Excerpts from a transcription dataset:
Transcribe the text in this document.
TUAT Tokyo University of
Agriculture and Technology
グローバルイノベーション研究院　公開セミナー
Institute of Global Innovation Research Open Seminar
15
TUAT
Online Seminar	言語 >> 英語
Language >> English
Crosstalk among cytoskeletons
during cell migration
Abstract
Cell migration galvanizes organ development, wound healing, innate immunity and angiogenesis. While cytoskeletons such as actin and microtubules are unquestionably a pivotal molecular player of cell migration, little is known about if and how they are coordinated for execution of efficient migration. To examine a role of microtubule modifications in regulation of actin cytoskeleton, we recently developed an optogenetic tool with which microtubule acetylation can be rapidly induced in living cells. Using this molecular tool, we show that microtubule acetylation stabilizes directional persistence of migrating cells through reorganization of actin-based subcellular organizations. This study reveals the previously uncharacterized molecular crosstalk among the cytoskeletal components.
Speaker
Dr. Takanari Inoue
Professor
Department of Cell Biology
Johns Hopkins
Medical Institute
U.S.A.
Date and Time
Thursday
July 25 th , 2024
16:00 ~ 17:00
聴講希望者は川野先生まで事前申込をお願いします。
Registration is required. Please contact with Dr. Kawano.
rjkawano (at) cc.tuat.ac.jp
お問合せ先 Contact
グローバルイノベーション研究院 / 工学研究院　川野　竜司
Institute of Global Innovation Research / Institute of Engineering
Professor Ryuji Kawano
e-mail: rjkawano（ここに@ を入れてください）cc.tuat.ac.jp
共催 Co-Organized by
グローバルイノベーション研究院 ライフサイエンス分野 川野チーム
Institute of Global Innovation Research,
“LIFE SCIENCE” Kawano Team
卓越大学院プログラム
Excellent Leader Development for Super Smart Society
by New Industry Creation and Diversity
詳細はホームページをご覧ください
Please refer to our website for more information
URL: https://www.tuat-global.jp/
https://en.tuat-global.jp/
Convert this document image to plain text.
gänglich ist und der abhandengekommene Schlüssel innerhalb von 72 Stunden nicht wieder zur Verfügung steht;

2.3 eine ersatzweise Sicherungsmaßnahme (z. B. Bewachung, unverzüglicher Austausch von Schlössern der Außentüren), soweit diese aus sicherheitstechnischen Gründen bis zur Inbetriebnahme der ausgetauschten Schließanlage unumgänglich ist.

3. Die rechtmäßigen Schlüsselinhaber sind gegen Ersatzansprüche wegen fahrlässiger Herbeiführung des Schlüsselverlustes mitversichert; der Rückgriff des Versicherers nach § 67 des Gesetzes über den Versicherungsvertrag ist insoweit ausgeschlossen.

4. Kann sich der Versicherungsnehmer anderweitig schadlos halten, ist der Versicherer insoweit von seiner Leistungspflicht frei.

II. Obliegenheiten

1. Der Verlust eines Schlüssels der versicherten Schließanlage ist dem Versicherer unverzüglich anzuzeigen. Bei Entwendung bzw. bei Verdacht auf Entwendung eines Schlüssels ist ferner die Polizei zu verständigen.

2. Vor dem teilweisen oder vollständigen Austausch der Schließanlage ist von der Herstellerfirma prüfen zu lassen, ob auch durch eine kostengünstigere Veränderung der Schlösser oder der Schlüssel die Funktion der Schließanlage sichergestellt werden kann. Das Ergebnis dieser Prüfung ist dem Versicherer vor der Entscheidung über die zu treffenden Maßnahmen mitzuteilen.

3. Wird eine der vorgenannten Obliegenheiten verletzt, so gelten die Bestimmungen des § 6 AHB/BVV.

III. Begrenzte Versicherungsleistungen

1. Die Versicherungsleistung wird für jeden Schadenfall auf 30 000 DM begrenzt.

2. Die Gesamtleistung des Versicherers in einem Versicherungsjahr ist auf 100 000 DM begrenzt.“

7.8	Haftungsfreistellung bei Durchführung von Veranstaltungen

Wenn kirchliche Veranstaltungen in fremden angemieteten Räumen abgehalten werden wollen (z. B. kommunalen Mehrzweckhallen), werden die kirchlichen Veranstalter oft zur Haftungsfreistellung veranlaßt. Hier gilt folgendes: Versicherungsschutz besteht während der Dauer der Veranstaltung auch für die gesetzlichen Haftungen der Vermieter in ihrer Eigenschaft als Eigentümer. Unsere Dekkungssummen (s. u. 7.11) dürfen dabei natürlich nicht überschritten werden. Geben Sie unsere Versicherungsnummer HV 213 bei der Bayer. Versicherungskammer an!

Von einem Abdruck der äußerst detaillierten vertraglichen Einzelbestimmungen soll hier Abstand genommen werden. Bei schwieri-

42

## Your assignment:
Using the entries above, state the number of lines that include "Innovation". Add nothing else.

## Solved problem:
3